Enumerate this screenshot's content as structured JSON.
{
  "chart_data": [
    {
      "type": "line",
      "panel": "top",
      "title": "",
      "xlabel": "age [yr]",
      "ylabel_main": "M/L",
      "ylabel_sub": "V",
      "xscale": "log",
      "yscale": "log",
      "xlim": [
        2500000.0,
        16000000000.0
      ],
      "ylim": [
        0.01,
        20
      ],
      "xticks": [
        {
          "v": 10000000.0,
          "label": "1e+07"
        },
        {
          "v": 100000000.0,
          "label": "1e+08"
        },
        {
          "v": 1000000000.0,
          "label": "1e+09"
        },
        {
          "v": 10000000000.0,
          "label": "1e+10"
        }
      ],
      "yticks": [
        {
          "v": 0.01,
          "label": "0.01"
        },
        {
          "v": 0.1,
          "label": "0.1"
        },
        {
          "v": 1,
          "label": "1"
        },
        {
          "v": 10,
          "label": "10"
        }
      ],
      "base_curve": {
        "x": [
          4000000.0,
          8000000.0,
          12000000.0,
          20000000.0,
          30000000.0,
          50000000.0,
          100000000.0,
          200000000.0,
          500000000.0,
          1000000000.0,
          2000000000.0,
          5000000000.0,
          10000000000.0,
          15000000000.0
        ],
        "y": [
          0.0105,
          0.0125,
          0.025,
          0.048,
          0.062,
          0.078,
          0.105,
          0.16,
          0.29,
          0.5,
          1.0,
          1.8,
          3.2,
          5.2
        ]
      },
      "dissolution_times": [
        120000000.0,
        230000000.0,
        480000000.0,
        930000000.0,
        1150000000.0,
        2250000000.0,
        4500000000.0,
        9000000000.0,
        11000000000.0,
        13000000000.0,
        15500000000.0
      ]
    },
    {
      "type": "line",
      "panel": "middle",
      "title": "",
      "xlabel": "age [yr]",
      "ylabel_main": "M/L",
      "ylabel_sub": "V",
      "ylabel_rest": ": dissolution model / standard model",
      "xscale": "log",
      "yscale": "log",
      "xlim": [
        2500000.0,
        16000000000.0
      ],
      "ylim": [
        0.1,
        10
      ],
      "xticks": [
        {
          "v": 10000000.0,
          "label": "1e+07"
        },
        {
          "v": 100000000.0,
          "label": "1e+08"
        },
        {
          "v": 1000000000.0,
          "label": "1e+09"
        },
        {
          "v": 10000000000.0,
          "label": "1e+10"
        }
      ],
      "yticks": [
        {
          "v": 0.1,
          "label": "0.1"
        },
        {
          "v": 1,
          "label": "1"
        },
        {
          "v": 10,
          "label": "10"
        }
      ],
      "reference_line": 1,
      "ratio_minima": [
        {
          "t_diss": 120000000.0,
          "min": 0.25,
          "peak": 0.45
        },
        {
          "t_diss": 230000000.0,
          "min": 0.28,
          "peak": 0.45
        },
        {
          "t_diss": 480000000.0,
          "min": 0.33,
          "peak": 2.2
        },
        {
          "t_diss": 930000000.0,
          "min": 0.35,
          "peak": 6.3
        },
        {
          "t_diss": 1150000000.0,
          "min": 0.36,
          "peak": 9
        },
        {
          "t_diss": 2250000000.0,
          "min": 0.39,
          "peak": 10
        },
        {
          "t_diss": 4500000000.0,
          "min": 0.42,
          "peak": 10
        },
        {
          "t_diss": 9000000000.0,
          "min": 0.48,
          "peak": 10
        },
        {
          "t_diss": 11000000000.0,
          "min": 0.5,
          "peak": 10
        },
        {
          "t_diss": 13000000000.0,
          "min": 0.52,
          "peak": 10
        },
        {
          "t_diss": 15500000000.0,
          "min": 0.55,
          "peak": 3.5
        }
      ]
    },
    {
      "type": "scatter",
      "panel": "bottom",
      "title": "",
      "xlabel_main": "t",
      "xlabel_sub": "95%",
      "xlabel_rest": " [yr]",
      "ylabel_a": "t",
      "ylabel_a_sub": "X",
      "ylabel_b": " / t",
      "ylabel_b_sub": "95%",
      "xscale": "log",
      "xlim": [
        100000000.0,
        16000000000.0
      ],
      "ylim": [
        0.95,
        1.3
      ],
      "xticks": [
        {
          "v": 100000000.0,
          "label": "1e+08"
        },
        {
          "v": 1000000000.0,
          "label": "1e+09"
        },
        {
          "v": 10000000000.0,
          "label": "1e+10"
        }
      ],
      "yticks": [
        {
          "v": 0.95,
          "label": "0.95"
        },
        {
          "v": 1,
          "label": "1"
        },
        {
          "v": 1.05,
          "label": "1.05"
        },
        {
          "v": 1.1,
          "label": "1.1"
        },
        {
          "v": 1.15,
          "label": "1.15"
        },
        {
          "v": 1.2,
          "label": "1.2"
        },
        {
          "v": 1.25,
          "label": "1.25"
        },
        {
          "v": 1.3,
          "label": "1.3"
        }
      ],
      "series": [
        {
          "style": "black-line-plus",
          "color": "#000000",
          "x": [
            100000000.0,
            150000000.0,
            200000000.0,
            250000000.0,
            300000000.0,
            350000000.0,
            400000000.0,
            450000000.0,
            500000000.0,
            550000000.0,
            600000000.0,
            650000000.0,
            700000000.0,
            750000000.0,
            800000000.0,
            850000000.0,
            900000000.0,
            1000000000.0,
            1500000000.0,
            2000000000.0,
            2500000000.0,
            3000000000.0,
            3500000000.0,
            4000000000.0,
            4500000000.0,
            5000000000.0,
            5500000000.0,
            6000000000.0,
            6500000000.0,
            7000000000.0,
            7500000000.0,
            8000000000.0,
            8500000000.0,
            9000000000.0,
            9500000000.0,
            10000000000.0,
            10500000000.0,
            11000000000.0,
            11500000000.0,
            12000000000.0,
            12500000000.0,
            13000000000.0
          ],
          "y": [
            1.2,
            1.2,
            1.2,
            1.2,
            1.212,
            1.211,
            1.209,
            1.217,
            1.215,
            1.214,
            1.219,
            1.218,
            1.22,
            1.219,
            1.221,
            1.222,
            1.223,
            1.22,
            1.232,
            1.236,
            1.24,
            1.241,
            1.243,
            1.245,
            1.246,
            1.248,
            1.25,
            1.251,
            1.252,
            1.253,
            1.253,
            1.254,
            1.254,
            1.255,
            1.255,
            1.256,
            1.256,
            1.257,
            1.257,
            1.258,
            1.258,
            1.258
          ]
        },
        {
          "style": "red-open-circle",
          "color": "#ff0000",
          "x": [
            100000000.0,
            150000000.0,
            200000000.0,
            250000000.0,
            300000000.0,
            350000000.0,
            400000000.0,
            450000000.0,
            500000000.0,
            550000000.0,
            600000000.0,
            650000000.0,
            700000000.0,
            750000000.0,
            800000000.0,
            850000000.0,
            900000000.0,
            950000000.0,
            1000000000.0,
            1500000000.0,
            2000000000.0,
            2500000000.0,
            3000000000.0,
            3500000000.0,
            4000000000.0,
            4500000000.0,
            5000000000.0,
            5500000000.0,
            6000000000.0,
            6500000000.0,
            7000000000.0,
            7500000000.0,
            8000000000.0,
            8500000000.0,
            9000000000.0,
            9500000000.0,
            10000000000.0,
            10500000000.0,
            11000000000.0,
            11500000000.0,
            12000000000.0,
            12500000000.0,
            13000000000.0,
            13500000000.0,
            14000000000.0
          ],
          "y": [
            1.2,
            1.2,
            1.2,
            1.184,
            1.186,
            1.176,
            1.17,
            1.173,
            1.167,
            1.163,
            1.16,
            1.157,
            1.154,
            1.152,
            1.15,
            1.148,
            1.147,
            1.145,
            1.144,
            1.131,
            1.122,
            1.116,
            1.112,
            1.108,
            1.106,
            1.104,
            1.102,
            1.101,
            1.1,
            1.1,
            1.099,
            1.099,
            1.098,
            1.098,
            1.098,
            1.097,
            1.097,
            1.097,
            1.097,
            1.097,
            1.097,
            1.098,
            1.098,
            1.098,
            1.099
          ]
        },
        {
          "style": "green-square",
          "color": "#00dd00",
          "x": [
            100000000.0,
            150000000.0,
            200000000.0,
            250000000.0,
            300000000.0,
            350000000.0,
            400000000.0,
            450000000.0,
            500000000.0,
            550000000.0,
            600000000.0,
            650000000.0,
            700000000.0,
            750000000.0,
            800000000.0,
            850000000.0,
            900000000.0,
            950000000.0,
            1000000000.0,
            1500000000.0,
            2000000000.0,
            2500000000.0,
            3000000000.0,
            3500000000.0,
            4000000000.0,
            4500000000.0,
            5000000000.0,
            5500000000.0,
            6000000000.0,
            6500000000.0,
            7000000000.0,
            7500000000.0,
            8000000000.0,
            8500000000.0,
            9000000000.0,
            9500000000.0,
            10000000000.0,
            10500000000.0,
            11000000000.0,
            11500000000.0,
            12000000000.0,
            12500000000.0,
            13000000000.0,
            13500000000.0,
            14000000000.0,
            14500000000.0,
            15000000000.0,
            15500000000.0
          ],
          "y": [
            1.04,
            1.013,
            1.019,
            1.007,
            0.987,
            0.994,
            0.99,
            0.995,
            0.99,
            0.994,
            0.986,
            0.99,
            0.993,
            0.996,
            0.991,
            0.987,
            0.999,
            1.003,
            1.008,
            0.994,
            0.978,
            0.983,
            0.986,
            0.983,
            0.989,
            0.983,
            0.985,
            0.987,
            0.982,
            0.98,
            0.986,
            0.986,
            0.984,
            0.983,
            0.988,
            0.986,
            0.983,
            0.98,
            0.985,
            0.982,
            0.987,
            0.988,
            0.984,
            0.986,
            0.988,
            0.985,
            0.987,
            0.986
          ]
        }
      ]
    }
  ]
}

### Task
Provide only the number of lines in the entries that hold the word "color".

### Final result
3